[Start Supplied records]

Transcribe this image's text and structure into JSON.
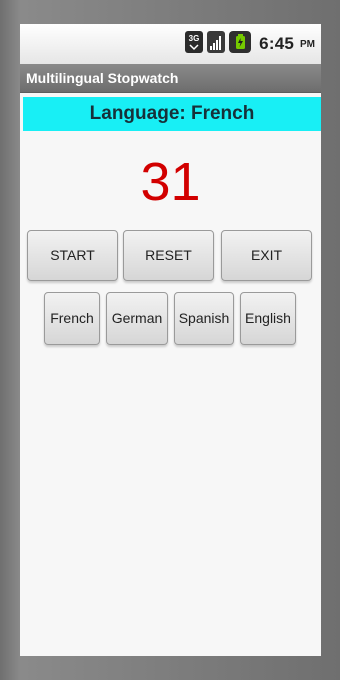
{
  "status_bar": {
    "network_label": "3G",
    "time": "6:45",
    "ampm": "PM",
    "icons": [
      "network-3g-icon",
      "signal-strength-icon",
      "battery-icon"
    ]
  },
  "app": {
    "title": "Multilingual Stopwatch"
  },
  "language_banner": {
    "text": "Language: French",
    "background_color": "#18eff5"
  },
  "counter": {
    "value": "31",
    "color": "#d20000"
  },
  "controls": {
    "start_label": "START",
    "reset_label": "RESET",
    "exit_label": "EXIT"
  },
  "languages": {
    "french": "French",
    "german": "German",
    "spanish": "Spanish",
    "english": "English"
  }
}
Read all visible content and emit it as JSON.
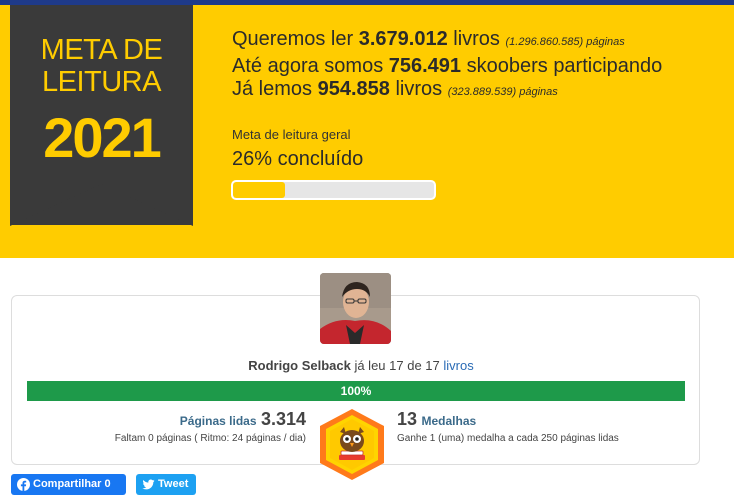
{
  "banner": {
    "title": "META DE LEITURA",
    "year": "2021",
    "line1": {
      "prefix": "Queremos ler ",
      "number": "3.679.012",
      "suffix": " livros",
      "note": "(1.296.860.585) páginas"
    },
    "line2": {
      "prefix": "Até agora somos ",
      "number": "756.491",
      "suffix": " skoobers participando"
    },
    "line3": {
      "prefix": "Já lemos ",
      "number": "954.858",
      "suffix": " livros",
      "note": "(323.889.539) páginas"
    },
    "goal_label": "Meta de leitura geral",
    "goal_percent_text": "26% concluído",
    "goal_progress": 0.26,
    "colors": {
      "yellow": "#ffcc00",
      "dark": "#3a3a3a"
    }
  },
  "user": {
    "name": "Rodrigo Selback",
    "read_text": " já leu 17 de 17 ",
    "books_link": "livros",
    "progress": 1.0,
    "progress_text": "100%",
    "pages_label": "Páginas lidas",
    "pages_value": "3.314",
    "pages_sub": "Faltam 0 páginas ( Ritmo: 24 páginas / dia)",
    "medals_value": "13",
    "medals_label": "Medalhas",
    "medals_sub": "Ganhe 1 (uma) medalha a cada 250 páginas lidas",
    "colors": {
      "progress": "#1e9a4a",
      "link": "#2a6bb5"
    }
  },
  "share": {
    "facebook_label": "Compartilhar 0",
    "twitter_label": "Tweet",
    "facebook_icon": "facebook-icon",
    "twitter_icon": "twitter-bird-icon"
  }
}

[End Supplied records]

> **Exercise requirements**:
Pictures in the data above should not be copied; transcribe everything else exactly.

> **Full output**:
Transcribe this image's text and structure into JSON.
{
  "status_bar": {
    "network_label": "3G",
    "time": "6:45",
    "ampm": "PM",
    "icons": [
      "network-3g-icon",
      "signal-strength-icon",
      "battery-icon"
    ]
  },
  "app": {
    "title": "Multilingual Stopwatch"
  },
  "language_banner": {
    "text": "Language: French",
    "background_color": "#18eff5"
  },
  "counter": {
    "value": "31",
    "color": "#d20000"
  },
  "controls": {
    "start_label": "START",
    "reset_label": "RESET",
    "exit_label": "EXIT"
  },
  "languages": {
    "french": "French",
    "german": "German",
    "spanish": "Spanish",
    "english": "English"
  }
}
Read all visible content and emit it as JSON.
{
  "banner": {
    "title": "META DE LEITURA",
    "year": "2021",
    "line1": {
      "prefix": "Queremos ler ",
      "number": "3.679.012",
      "suffix": " livros",
      "note": "(1.296.860.585) páginas"
    },
    "line2": {
      "prefix": "Até agora somos ",
      "number": "756.491",
      "suffix": " skoobers participando"
    },
    "line3": {
      "prefix": "Já lemos ",
      "number": "954.858",
      "suffix": " livros",
      "note": "(323.889.539) páginas"
    },
    "goal_label": "Meta de leitura geral",
    "goal_percent_text": "26% concluído",
    "goal_progress": 0.26,
    "colors": {
      "yellow": "#ffcc00",
      "dark": "#3a3a3a"
    }
  },
  "user": {
    "name": "Rodrigo Selback",
    "read_text": " já leu 17 de 17 ",
    "books_link": "livros",
    "progress": 1.0,
    "progress_text": "100%",
    "pages_label": "Páginas lidas",
    "pages_value": "3.314",
    "pages_sub": "Faltam 0 páginas ( Ritmo: 24 páginas / dia)",
    "medals_value": "13",
    "medals_label": "Medalhas",
    "medals_sub": "Ganhe 1 (uma) medalha a cada 250 páginas lidas",
    "colors": {
      "progress": "#1e9a4a",
      "link": "#2a6bb5"
    }
  },
  "share": {
    "facebook_label": "Compartilhar 0",
    "twitter_label": "Tweet",
    "facebook_icon": "facebook-icon",
    "twitter_icon": "twitter-bird-icon"
  }
}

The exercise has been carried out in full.